*Exercise details:*
Reproduce all of the data word for word.

** Start Supplied material **

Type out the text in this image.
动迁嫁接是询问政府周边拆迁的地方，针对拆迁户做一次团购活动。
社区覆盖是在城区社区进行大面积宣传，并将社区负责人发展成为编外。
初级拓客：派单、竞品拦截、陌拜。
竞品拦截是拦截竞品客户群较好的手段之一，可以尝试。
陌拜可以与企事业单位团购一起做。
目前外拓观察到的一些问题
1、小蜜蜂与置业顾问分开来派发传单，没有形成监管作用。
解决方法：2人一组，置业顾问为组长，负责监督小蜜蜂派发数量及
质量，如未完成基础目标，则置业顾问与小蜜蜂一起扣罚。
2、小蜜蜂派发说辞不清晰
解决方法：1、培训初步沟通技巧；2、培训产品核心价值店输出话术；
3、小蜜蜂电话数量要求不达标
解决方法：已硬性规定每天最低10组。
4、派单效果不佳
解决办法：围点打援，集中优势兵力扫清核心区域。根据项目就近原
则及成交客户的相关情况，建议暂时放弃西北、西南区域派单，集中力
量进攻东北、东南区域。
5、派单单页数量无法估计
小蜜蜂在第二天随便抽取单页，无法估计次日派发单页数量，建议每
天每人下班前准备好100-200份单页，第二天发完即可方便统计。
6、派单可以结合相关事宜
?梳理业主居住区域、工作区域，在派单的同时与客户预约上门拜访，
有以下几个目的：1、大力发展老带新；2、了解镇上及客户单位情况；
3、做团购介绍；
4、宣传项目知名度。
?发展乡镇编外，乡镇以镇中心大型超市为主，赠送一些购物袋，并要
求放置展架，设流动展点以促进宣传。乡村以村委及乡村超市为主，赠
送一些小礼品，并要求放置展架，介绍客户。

** End Supplied material **

*Exercise result:*
Type out the text in this image.
动迁嫁接是询问政府周边拆迁的地方，针对拆迁户做一次团购活动。
社区覆盖是在城区社区进行大面积宣传，并将社区负责人发展成为编外。
初级拓客：派单、竞品拦截、陌拜。
竞品拦截是拦截竞品客户群较好的手段之一，可以尝试。
陌拜可以与企事业单位团购一起做。
目前外拓观察到的一些问题
1、小蜜蜂与置业顾问分开来派发传单，没有形成监管作用。
解决方法：2人一组，置业顾问为组长，负责监督小蜜蜂派发数量及
质量，如未完成基础目标，则置业顾问与小蜜蜂一起扣罚。
2、小蜜蜂派发说辞不清晰
解决方法：1、培训初步沟通技巧；2、培训产品核心价值店输出话术；
3、小蜜蜂电话数量要求不达标
解决方法：已硬性规定每天最低10组。
4、派单效果不佳
解决办法：围点打援，集中优势兵力扫清核心区域。根据项目就近原
则及成交客户的相关情况，建议暂时放弃西北、西南区域派单，集中力
量进攻东北、东南区域。
5、派单单页数量无法估计
小蜜蜂在第二天随便抽取单页，无法估计次日派发单页数量，建议每
天每人下班前准备好100-200份单页，第二天发完即可方便统计。
6、派单可以结合相关事宜
?梳理业主居住区域、工作区域，在派单的同时与客户预约上门拜访，
有以下几个目的：1、大力发展老带新；2、了解镇上及客户单位情况；
3、做团购介绍；
4、宣传项目知名度。
?发展乡镇编外，乡镇以镇中心大型超市为主，赠送一些购物袋，并要
求放置展架，设流动展点以促进宣传。乡村以村委及乡村超市为主，赠
送一些小礼品，并要求放置展架，介绍客户。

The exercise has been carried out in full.